- **Zu erledigen**:
A - Beantworte zum Text über Evan Gershkovich die folgenden Fragen:
(i) Vor wie vielen Jahren kam Gershkovich als Reporter nach Moskau?
(ii) Zu wie vielen Jahren Freiheitsentzug könnte der Vorwurf der „Spionage“ führen?
(iii) Was ist das sogenannte Aquarium im Gerichtssaal?
B - Führe den Text über Evan Gershkovich und die Arbeit westlicher Korrespondentinnen und Korrespondenten in Moskau nach seinem letzten Satz weiter.

- **Text**:
════

Bild: Der „Wall Street Journal“-Reporter Evan Gershkovich bei einer Anhöru…
Moskau taz | Russland-Berichterstattung ist oft eine
Gerichtsprozess-Berichterstattung. Ein Mensch in Richterrobe verliest die
Klageschrift, als ob jemand hinter ihm her wäre. Im sogenannten Aquarium,
einem Käfig aus Glas, läuft währenddessen der Angeklagte seine kleinen
Runden, als wäre er ein verletztes Tier im Zoo. [1][Evan Gershkovich] hat
einige solcher Prozesse erlebt.
Der US-Amerikaner war vor fünf Jahren als Reporter nach Moskau gekommen.
Seine Eltern hatten einst die Sowjetunion verlassen, ihre beiden Kinder an
der amerikanischen Ostküste dennoch mit [2][russischen Büchern] erzogen.
Der 31-Jährige wollte [3][Russland] verstehen. Oft war er auf Achse, hat
über Proteste auf Mülldeponien geschrieben, über aussterbende Sprachen im
riesigen Land, und ja, auch über etliche Gerichtsprozesse von
Andersdenkenden.
Im April schlich Evan Gershkovich selbst wie ein verletztes Tier durch ein
Moskauer Gerichts-Aquarium. Der russische Staat wirft dem Korrespondenten
des Wall Street Journal „Spionage“ vor, eine Beschuldigung, die zu 20
Jahren Freiheitsentzug führen könnte.
20 Jahre Haft, weil der Journalist in einem Land seiner Arbeit nachgegangen
ist, das Krieg führt und diesen offiziell nicht so benennen will. Der Fall
Gershkovich trifft alle westlichen Korrespondent*innen, die in Moskau leben
und arbeiten, ins Mark. Es stellt sich wie so oft seit dem 24. Februar 2022
die Frage: „Gehen oder bleiben?“ Ich schreibe seit mehr als fünf Jahren aus
und über Russland. Es ist mein zweiter Aufenthalt als Korrespondentin in
Moskau. Auch ich stelle mir täglich diese Frage.
## Menschen schweigen aus Angst
Kann ich hier noch weiter arbeiten und mit meiner Familie leben? Gefährde
ich unser Kind? Bringe ich meine Gesprächspartner*innen noch weiter in
Gefahr? Ertrage ich meine eigenen Ängste und die Schuldgefühle, wenn ich
das Kind ganz erstarrt auf einem Sitz am Flughafen sehe, weil es erlebt,
wie die Eltern vom Grenzschutz festgehalten werden – weil der Geheimdienst
noch „zusätzliche Fragen“ stellen will? Wie stehe ich, oft selbst mit
Emotionen wie Trauer, Wut, Hilflosigkeit kämpfend, dem Kind bei, wenn es
auf einen Schlag Dutzende von Freunden verliert?

════

- **Rohdaten**:
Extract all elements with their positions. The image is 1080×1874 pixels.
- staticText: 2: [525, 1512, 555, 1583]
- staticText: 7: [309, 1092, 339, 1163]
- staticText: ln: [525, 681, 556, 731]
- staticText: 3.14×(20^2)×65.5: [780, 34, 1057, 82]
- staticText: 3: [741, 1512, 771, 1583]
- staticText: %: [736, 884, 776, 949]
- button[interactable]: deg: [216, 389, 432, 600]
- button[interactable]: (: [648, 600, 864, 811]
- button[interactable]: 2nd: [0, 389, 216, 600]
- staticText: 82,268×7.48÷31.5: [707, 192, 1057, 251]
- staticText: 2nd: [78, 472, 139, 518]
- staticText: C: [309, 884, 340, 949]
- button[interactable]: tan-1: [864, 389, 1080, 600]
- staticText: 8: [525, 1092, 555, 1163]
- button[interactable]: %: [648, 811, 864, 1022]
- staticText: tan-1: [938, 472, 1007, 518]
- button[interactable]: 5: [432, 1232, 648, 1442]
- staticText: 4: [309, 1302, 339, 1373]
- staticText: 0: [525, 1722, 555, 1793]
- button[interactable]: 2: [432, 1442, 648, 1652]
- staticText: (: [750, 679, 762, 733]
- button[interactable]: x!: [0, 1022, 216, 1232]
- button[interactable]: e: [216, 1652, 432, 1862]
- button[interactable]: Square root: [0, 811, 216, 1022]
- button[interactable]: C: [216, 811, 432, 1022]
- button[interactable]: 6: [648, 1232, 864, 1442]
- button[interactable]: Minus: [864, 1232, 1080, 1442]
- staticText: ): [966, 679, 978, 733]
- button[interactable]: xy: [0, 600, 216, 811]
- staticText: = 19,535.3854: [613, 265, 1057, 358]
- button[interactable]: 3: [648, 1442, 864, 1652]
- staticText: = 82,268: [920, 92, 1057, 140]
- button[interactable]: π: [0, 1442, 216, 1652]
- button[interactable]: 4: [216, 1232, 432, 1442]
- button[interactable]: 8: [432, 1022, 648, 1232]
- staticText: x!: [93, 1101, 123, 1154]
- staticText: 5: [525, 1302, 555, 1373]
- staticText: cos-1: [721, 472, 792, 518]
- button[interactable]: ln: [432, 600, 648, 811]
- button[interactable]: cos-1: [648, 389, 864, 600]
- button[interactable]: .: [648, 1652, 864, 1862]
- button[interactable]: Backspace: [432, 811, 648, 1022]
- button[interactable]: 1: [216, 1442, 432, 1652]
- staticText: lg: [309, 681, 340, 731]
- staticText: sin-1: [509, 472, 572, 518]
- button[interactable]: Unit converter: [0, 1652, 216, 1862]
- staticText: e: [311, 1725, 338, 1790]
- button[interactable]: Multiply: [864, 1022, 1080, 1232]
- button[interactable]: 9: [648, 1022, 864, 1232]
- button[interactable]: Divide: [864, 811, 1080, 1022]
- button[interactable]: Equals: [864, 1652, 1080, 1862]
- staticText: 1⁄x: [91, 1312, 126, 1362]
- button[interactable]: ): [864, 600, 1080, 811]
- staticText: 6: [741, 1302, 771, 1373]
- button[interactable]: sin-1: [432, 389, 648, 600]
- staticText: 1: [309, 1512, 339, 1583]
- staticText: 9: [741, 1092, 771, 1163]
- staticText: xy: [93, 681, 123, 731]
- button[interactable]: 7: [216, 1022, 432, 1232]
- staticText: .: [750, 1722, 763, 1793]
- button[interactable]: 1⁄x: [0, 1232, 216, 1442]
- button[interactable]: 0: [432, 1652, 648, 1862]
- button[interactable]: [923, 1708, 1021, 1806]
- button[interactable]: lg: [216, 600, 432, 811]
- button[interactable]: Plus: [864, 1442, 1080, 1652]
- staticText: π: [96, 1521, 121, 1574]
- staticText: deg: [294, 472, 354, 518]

════

- **Die Antworten**:
A -
(i) Vor fünf Jahren.
(ii) Zu 20 Jahren.
(iii) Ein Käfig aus Glas, in dem sich der Angeklagte aufhält.

B -
Immer mehr Bereiche werden unzugänglich – weil der Staat sie für
Journalist*innen versperrt und weil viele Menschen aus Angst schweigen.
Und doch: Die Nuancen des Lebens, die Stimmung in der Gesellschaft, die
Klagen, die Unzufriedenheit, die kleinsten Veränderungen, sie werden erst
im Land selbst ersichtlich. Für alle westlichen Journalist*innen
bedeutet ein Verbleib in Russland eine Art „Fahren auf Sicht“.
## Heimat ohne Freiheit oder Freiheit ohne Heimat
Auf dem [4][Index der Pressefreiheit, den Reporter ohne Grenzen] jährlich
veröffentlicht, liegt Russland auf Platz 155 von 180 und damit fast
gleichauf mit Staaten wie Pakistan und Afghanistan. 61 russische Medien und
129 russische Journalist*innen hat der russische Staat mittlerweile zum
„ausländischen Agenten“ erklärt.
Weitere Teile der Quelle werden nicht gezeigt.